Collect from the data below each line with "want".

— START OF EXERCISE DATA —

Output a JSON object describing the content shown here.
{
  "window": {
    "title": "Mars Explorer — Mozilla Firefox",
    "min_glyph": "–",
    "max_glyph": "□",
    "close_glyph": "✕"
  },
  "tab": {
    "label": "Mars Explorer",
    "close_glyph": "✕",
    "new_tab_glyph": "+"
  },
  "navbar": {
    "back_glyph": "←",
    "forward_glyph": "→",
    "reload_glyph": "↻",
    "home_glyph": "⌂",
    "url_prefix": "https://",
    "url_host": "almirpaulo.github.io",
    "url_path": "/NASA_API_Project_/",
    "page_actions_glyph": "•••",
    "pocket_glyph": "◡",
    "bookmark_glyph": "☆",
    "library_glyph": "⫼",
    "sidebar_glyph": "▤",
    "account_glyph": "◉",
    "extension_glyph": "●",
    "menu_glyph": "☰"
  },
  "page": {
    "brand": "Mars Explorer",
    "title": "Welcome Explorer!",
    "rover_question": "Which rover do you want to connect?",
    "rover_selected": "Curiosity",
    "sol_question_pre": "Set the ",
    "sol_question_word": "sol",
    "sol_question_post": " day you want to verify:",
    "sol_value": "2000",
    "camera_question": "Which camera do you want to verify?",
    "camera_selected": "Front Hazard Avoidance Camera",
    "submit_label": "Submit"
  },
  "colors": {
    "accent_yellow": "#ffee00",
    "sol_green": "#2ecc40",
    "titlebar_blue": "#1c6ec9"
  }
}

— END OF EXERCISE DATA —

▶ SOLUTION BELOW
    "rover_question": "Which rover do you want to connect?",
    "sol_question_post": " day you want to verify:",
    "camera_question": "Which camera do you want to verify?",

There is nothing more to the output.